Document transcript data
□ □ □ □ □

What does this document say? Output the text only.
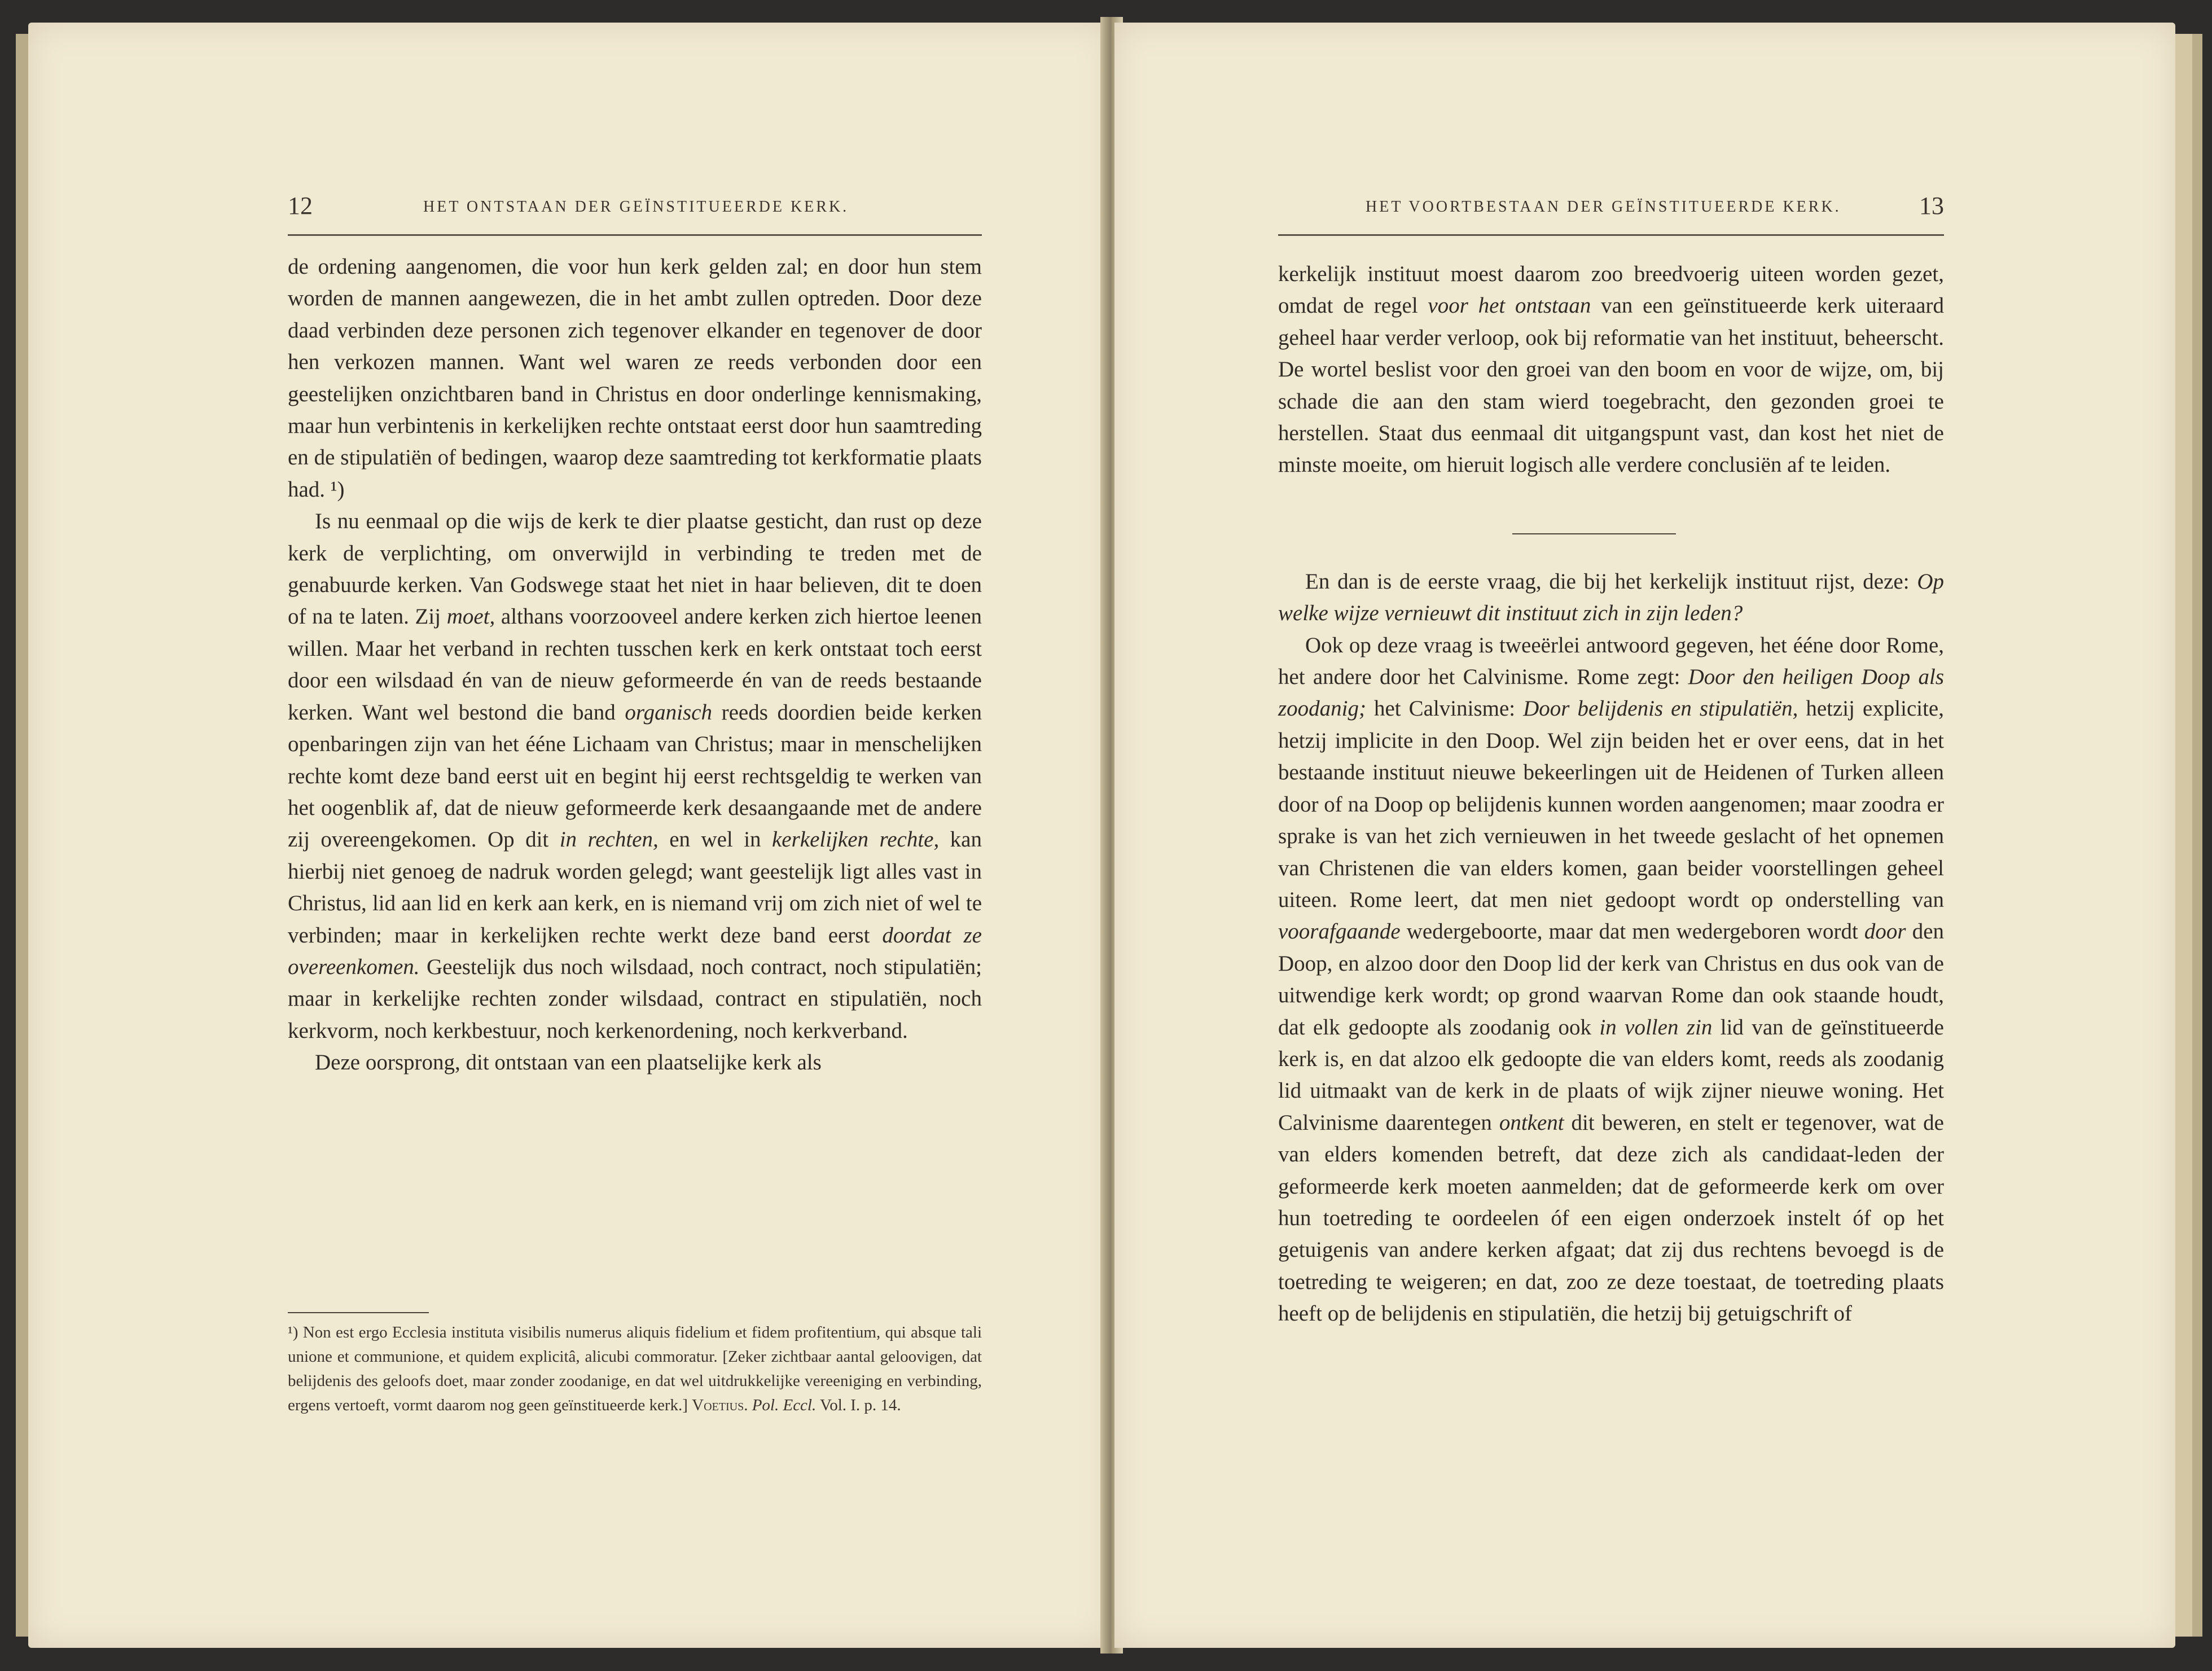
12	HET ONTSTAAN DER GEÏNSTITUEERDE KERK.

de ordening aangenomen, die voor hun kerk gelden zal; en door hun stem worden de mannen aangewezen, die in het ambt zullen optreden. Door deze daad verbinden deze personen zich tegenover elkander en tegenover de door hen verkozen mannen. Want wel waren ze reeds verbonden door een geestelijken onzichtbaren band in Christus en door onderlinge kennismaking, maar hun verbintenis in kerkelijken rechte ontstaat eerst door hun saamtreding en de stipulatiën of bedingen, waarop deze saamtreding tot kerkformatie plaats had. ¹)

Is nu eenmaal op die wijs de kerk te dier plaatse gesticht, dan rust op deze kerk de verplichting, om onverwijld in verbinding te treden met de genabuurde kerken. Van Godswege staat het niet in haar believen, dit te doen of na te laten. Zij moet, althans voorzooveel andere kerken zich hiertoe leenen willen. Maar het verband in rechten tusschen kerk en kerk ontstaat toch eerst door een wilsdaad én van de nieuw geformeerde én van de reeds bestaande kerken. Want wel bestond die band organisch reeds doordien beide kerken openbaringen zijn van het ééne Lichaam van Christus; maar in menschelijken rechte komt deze band eerst uit en begint hij eerst rechtsgeldig te werken van het oogenblik af, dat de nieuw geformeerde kerk desaangaande met de andere zij overeengekomen. Op dit in rechten, en wel in kerkelijken rechte, kan hierbij niet genoeg de nadruk worden gelegd; want geestelijk ligt alles vast in Christus, lid aan lid en kerk aan kerk, en is niemand vrij om zich niet of wel te verbinden; maar in kerkelijken rechte werkt deze band eerst doordat ze overeenkomen. Geestelijk dus noch wilsdaad, noch contract, noch stipulatiën; maar in kerkelijke rechten zonder wilsdaad, contract en stipulatiën, noch kerkvorm, noch kerkbestuur, noch kerkenordening, noch kerkverband.

Deze oorsprong, dit ontstaan van een plaatselijke kerk als

¹) Non est ergo Ecclesia instituta visibilis numerus aliquis fidelium et fidem profitentium, qui absque tali unione et communione, et quidem explicitâ, alicubi commoratur. [Zeker zichtbaar aantal geloovigen, dat belijdenis des geloofs doet, maar zonder zoodanige, en dat wel uitdrukkelijke vereeniging en verbinding, ergens vertoeft, vormt daarom nog geen geïnstitueerde kerk.] Voetius. Pol. Eccl. Vol. I. p. 14.

HET VOORTBESTAAN DER GEÏNSTITUEERDE KERK.	13

kerkelijk instituut moest daarom zoo breedvoerig uiteen worden gezet, omdat de regel voor het ontstaan van een geïnstitueerde kerk uiteraard geheel haar verder verloop, ook bij reformatie van het instituut, beheerscht. De wortel beslist voor den groei van den boom en voor de wijze, om, bij schade die aan den stam wierd toegebracht, den gezonden groei te herstellen. Staat dus eenmaal dit uitgangspunt vast, dan kost het niet de minste moeite, om hieruit logisch alle verdere conclusiën af te leiden.

En dan is de eerste vraag, die bij het kerkelijk instituut rijst, deze: Op welke wijze vernieuwt dit instituut zich in zijn leden?

Ook op deze vraag is tweeërlei antwoord gegeven, het ééne door Rome, het andere door het Calvinisme. Rome zegt: Door den heiligen Doop als zoodanig; het Calvinisme: Door belijdenis en stipulatiën, hetzij explicite, hetzij implicite in den Doop. Wel zijn beiden het er over eens, dat in het bestaande instituut nieuwe bekeerlingen uit de Heidenen of Turken alleen door of na Doop op belijdenis kunnen worden aangenomen; maar zoodra er sprake is van het zich vernieuwen in het tweede geslacht of het opnemen van Christenen die van elders komen, gaan beider voorstellingen geheel uiteen. Rome leert, dat men niet gedoopt wordt op onderstelling van voorafgaande wedergeboorte, maar dat men wedergeboren wordt door den Doop, en alzoo door den Doop lid der kerk van Christus en dus ook van de uitwendige kerk wordt; op grond waarvan Rome dan ook staande houdt, dat elk gedoopte als zoodanig ook in vollen zin lid van de geïnstitueerde kerk is, en dat alzoo elk gedoopte die van elders komt, reeds als zoodanig lid uitmaakt van de kerk in de plaats of wijk zijner nieuwe woning. Het Calvinisme daarentegen ontkent dit beweren, en stelt er tegenover, wat de van elders komenden betreft, dat deze zich als candidaat-leden der geformeerde kerk moeten aanmelden; dat de geformeerde kerk om over hun toetreding te oordeelen óf een eigen onderzoek instelt óf op het getuigenis van andere kerken afgaat; dat zij dus rechtens bevoegd is de toetreding te weigeren; en dat, zoo ze deze toestaat, de toetreding plaats heeft op de belijdenis en stipulatiën, die hetzij bij getuigschrift of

□ □ □ □ □

- _WHAT TO PRODUCE_
Only the text of the entries above, transcribed exactly, should be given; leave out pictures.

- _WORKED SOLUTION_
What does this document say? Output the text only.
12	HET ONTSTAAN DER GEÏNSTITUEERDE KERK.

de ordening aangenomen, die voor hun kerk gelden zal; en door hun stem worden de mannen aangewezen, die in het ambt zullen optreden. Door deze daad verbinden deze personen zich tegenover elkander en tegenover de door hen verkozen mannen. Want wel waren ze reeds verbonden door een geestelijken onzichtbaren band in Christus en door onderlinge kennismaking, maar hun verbintenis in kerkelijken rechte ontstaat eerst door hun saamtreding en de stipulatiën of bedingen, waarop deze saamtreding tot kerkformatie plaats had. ¹)

Is nu eenmaal op die wijs de kerk te dier plaatse gesticht, dan rust op deze kerk de verplichting, om onverwijld in verbinding te treden met de genabuurde kerken. Van Godswege staat het niet in haar believen, dit te doen of na te laten. Zij moet, althans voorzooveel andere kerken zich hiertoe leenen willen. Maar het verband in rechten tusschen kerk en kerk ontstaat toch eerst door een wilsdaad én van de nieuw geformeerde én van de reeds bestaande kerken. Want wel bestond die band organisch reeds doordien beide kerken openbaringen zijn van het ééne Lichaam van Christus; maar in menschelijken rechte komt deze band eerst uit en begint hij eerst rechtsgeldig te werken van het oogenblik af, dat de nieuw geformeerde kerk desaangaande met de andere zij overeengekomen. Op dit in rechten, en wel in kerkelijken rechte, kan hierbij niet genoeg de nadruk worden gelegd; want geestelijk ligt alles vast in Christus, lid aan lid en kerk aan kerk, en is niemand vrij om zich niet of wel te verbinden; maar in kerkelijken rechte werkt deze band eerst doordat ze overeenkomen. Geestelijk dus noch wilsdaad, noch contract, noch stipulatiën; maar in kerkelijke rechten zonder wilsdaad, contract en stipulatiën, noch kerkvorm, noch kerkbestuur, noch kerkenordening, noch kerkverband.

Deze oorsprong, dit ontstaan van een plaatselijke kerk als

¹) Non est ergo Ecclesia instituta visibilis numerus aliquis fidelium et fidem profitentium, qui absque tali unione et communione, et quidem explicitâ, alicubi commoratur. [Zeker zichtbaar aantal geloovigen, dat belijdenis des geloofs doet, maar zonder zoodanige, en dat wel uitdrukkelijke vereeniging en verbinding, ergens vertoeft, vormt daarom nog geen geïnstitueerde kerk.] Voetius. Pol. Eccl. Vol. I. p. 14.

HET VOORTBESTAAN DER GEÏNSTITUEERDE KERK.	13

kerkelijk instituut moest daarom zoo breedvoerig uiteen worden gezet, omdat de regel voor het ontstaan van een geïnstitueerde kerk uiteraard geheel haar verder verloop, ook bij reformatie van het instituut, beheerscht. De wortel beslist voor den groei van den boom en voor de wijze, om, bij schade die aan den stam wierd toegebracht, den gezonden groei te herstellen. Staat dus eenmaal dit uitgangspunt vast, dan kost het niet de minste moeite, om hieruit logisch alle verdere conclusiën af te leiden.

En dan is de eerste vraag, die bij het kerkelijk instituut rijst, deze: Op welke wijze vernieuwt dit instituut zich in zijn leden?

Ook op deze vraag is tweeërlei antwoord gegeven, het ééne door Rome, het andere door het Calvinisme. Rome zegt: Door den heiligen Doop als zoodanig; het Calvinisme: Door belijdenis en stipulatiën, hetzij explicite, hetzij implicite in den Doop. Wel zijn beiden het er over eens, dat in het bestaande instituut nieuwe bekeerlingen uit de Heidenen of Turken alleen door of na Doop op belijdenis kunnen worden aangenomen; maar zoodra er sprake is van het zich vernieuwen in het tweede geslacht of het opnemen van Christenen die van elders komen, gaan beider voorstellingen geheel uiteen. Rome leert, dat men niet gedoopt wordt op onderstelling van voorafgaande wedergeboorte, maar dat men wedergeboren wordt door den Doop, en alzoo door den Doop lid der kerk van Christus en dus ook van de uitwendige kerk wordt; op grond waarvan Rome dan ook staande houdt, dat elk gedoopte als zoodanig ook in vollen zin lid van de geïnstitueerde kerk is, en dat alzoo elk gedoopte die van elders komt, reeds als zoodanig lid uitmaakt van de kerk in de plaats of wijk zijner nieuwe woning. Het Calvinisme daarentegen ontkent dit beweren, en stelt er tegenover, wat de van elders komenden betreft, dat deze zich als candidaat-leden der geformeerde kerk moeten aanmelden; dat de geformeerde kerk om over hun toetreding te oordeelen óf een eigen onderzoek instelt óf op het getuigenis van andere kerken afgaat; dat zij dus rechtens bevoegd is de toetreding te weigeren; en dat, zoo ze deze toestaat, de toetreding plaats heeft op de belijdenis en stipulatiën, die hetzij bij getuigschrift of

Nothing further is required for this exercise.